__TEXTE SOURCE__
"""
Chacun de ces grands hôtels possède son Big-Band avec attractions et un ou deux quartets dans leurs "lounge bars" ou leurs halls d'entrée. Enfin l' "Ambassador Hôtel" et son "Sellar-Bar" où j'ai chanté pendant 3 mois...                              

2 65 les 2 vendeurs

Le" business" commence très tôt à Hong-Kong


Les "Chungking Mansions".

Sur Nathan Road en face du "Hyatt" : les "Chungking " Ils sont constitués de deux immeubles de 17 étages dont les galeries marchandes s'étalent sur tout le rez-de-chaussée et son 1ierétage. Quatre ascenseurs desservent les étages supérieurs.

A partir du deuxième, vous entrez dans des familles chinoises, chacune d'entre elles loue une dizaine de chambres minuscules, pourvues d'air conditionné. Certaines chambres n'ont pas de fenêtre du tout… Au mieux, elles donnent sur une cour intérieure, devenue une poubelle gigantesque dont les ordures atteignent le premier étage… Autrefois les habitants de Hong-Kong habitaient sur des jonques… et la mer leur servait de poubelles… l'habitude persistera des années…

Dans les galeries marchandes, on peut se servir de n'importe quel téléphone, il est gratuit dans toute l'enclave britannique. Dans les Chungking , on trouve tout le matériel Hi Fi à prix d'usines japonaises. Les boutiques de tissus sont gérées par les indiens Sikhs.

On doit entrer dans ces galeries étouffantes de chaleur crée par les néons, pour accéder aux 4 ascenseurs toujours pleins. Plus on monte et moins les chambres sont chères. Dans les chambres du 3ième et du 4ième on rencontre beaucoup d'Européens, d'Australiens, d'Américains, voyageurs de passage, mais aussi des journalistes, ethnologues, linguistes, tous attendent un visa pour la Chine.

Pour ces deux dernières disciplines, les subsides alloués par le CNRS  leur donne juste accès aux "Chung-king"!. Tous ces voyageurs prennent le même "break first" entourés des nombreux musiciens philippins du shows business.

A partir du 14 ième étage, la bonne odeur des cuisines envahit l'ascenseur, celle du carry remplace celle de la cuisine chinoise, enfin tout en haut vivent les familles sikhs puis pakistanaises qui louent leurs chambres à leurs coreligionnaires.

2 65 les gamins a kowloonNous, qui sommes les kouélos sont toujours un sujet de rigolade ou de mépris.


Le "Back Room".
"""
__OBJECTIF A__
Reproduisez fidèlement le passage du texte sur les Chungking Mansions situé entre « Pour ces deux » et « du shows business. », ces deux extrémités comprises.

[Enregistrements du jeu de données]
"""
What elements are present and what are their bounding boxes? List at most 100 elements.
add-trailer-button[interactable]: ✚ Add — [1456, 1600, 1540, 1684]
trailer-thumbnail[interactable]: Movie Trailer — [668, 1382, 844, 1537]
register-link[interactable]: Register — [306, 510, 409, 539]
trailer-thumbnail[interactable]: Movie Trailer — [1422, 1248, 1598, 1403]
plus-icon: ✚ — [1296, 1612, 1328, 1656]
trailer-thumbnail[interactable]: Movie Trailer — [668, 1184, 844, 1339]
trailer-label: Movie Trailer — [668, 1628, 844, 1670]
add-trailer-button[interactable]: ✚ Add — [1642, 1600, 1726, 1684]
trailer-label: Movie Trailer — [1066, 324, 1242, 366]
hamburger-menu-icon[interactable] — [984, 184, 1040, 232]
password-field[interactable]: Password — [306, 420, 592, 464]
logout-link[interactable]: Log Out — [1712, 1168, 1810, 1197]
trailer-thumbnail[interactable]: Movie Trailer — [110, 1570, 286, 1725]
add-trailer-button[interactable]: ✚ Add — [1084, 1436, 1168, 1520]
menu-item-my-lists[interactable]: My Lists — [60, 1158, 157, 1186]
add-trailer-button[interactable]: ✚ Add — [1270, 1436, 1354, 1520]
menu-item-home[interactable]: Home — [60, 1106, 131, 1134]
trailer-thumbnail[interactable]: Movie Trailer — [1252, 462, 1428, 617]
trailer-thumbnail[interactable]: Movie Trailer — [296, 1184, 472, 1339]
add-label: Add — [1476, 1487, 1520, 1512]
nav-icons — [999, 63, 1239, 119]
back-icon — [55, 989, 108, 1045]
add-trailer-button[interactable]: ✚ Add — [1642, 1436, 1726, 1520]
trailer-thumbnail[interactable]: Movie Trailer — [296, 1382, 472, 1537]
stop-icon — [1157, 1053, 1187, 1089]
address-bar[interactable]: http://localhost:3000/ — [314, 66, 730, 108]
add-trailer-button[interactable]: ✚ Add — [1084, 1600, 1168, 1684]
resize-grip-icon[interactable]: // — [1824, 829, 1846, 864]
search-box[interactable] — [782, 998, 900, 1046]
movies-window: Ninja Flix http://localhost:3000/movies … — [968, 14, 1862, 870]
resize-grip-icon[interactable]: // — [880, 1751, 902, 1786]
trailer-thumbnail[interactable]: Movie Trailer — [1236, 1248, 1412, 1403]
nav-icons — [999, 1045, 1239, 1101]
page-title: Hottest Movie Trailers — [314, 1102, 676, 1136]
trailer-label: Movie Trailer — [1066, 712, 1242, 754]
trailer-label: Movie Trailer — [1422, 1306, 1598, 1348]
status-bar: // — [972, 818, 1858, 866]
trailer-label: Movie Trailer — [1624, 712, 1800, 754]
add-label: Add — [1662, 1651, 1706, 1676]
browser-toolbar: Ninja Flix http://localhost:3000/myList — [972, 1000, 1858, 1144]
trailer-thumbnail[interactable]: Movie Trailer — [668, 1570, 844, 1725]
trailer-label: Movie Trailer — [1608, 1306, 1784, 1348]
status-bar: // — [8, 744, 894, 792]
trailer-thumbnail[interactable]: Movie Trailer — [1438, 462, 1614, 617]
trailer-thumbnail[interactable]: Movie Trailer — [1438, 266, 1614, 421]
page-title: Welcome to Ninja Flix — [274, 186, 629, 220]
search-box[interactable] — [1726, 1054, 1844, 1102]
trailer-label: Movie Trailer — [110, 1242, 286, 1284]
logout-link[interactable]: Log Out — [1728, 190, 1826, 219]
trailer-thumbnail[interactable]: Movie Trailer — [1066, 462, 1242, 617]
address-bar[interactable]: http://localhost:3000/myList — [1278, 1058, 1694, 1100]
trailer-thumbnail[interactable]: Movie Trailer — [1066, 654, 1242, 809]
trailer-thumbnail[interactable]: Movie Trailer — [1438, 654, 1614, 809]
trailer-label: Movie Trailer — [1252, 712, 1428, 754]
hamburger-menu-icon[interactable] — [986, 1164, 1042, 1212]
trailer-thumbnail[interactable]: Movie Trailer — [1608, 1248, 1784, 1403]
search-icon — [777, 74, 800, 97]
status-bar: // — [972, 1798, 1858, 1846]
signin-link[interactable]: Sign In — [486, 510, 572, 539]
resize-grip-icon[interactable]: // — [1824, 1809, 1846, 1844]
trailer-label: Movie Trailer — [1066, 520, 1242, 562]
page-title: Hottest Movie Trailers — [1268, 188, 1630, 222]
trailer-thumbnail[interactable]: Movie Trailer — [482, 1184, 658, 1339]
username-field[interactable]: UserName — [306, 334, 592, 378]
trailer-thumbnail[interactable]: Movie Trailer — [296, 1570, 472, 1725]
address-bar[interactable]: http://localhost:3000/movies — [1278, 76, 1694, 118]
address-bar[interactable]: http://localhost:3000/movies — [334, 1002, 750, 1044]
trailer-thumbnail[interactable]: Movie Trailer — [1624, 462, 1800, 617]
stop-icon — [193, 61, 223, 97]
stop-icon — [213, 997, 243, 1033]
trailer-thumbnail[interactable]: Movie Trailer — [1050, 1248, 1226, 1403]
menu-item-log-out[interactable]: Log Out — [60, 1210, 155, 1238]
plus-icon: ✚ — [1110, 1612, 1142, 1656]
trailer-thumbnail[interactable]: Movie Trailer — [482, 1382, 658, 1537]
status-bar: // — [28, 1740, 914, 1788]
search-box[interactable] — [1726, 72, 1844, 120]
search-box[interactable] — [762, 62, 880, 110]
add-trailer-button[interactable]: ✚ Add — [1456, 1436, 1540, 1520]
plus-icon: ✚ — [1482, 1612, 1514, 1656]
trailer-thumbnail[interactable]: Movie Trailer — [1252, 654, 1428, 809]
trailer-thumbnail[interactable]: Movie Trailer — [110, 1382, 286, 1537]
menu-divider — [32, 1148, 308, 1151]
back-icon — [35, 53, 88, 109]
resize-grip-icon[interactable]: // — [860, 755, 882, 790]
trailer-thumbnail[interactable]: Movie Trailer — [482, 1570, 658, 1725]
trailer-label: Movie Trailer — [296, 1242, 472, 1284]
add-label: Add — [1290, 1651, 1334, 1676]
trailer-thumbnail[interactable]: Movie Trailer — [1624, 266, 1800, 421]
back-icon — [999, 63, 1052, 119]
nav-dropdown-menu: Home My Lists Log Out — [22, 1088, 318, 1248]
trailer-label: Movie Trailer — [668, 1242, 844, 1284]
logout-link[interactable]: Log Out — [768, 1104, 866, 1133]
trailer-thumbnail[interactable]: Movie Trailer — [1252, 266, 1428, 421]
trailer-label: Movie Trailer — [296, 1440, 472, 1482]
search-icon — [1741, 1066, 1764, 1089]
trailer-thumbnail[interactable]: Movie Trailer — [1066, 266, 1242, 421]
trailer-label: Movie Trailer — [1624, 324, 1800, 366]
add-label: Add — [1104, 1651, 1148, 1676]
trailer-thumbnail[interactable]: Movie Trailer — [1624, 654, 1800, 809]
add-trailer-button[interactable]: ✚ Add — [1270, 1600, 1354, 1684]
"""
__OBJECTIF B__
Réécrivez le listing depuis son début jusqu'à la ligne contenant « nav-icons — [999, 1045, 1239, 1101] », celle-ci comprise, en substituant « Bande-annonce » à « Movie Trailer » et sans rien modifier d'autre. Ne fournissez que ces lignes.

__SOLUTION DÉTAILLÉE A__
Pour ces deux dernières disciplines, les subsides alloués par le CNRS  leur donne juste accès aux "Chung-king"!. Tous ces voyageurs prennent le même "break first" entourés des nombreux musiciens philippins du shows business.

__SOLUTION DÉTAILLÉE B__
What elements are present and what are their bounding boxes? List at most 100 elements.
add-trailer-button[interactable]: ✚ Add — [1456, 1600, 1540, 1684]
trailer-thumbnail[interactable]: Bande-annonce — [668, 1382, 844, 1537]
register-link[interactable]: Register — [306, 510, 409, 539]
trailer-thumbnail[interactable]: Bande-annonce — [1422, 1248, 1598, 1403]
plus-icon: ✚ — [1296, 1612, 1328, 1656]
trailer-thumbnail[interactable]: Bande-annonce — [668, 1184, 844, 1339]
trailer-label: Bande-annonce — [668, 1628, 844, 1670]
add-trailer-button[interactable]: ✚ Add — [1642, 1600, 1726, 1684]
trailer-label: Bande-annonce — [1066, 324, 1242, 366]
hamburger-menu-icon[interactable] — [984, 184, 1040, 232]
password-field[interactable]: Password — [306, 420, 592, 464]
logout-link[interactable]: Log Out — [1712, 1168, 1810, 1197]
trailer-thumbnail[interactable]: Bande-annonce — [110, 1570, 286, 1725]
add-trailer-button[interactable]: ✚ Add — [1084, 1436, 1168, 1520]
menu-item-my-lists[interactable]: My Lists — [60, 1158, 157, 1186]
add-trailer-button[interactable]: ✚ Add — [1270, 1436, 1354, 1520]
menu-item-home[interactable]: Home — [60, 1106, 131, 1134]
trailer-thumbnail[interactable]: Bande-annonce — [1252, 462, 1428, 617]
trailer-thumbnail[interactable]: Bande-annonce — [296, 1184, 472, 1339]
add-label: Add — [1476, 1487, 1520, 1512]
nav-icons — [999, 63, 1239, 119]
back-icon — [55, 989, 108, 1045]
add-trailer-button[interactable]: ✚ Add — [1642, 1436, 1726, 1520]
trailer-thumbnail[interactable]: Bande-annonce — [296, 1382, 472, 1537]
stop-icon — [1157, 1053, 1187, 1089]
address-bar[interactable]: http://localhost:3000/ — [314, 66, 730, 108]
add-trailer-button[interactable]: ✚ Add — [1084, 1600, 1168, 1684]
resize-grip-icon[interactable]: // — [1824, 829, 1846, 864]
search-box[interactable] — [782, 998, 900, 1046]
movies-window: Ninja Flix http://localhost:3000/movies … — [968, 14, 1862, 870]
resize-grip-icon[interactable]: // — [880, 1751, 902, 1786]
trailer-thumbnail[interactable]: Bande-annonce — [1236, 1248, 1412, 1403]
nav-icons — [999, 1045, 1239, 1101]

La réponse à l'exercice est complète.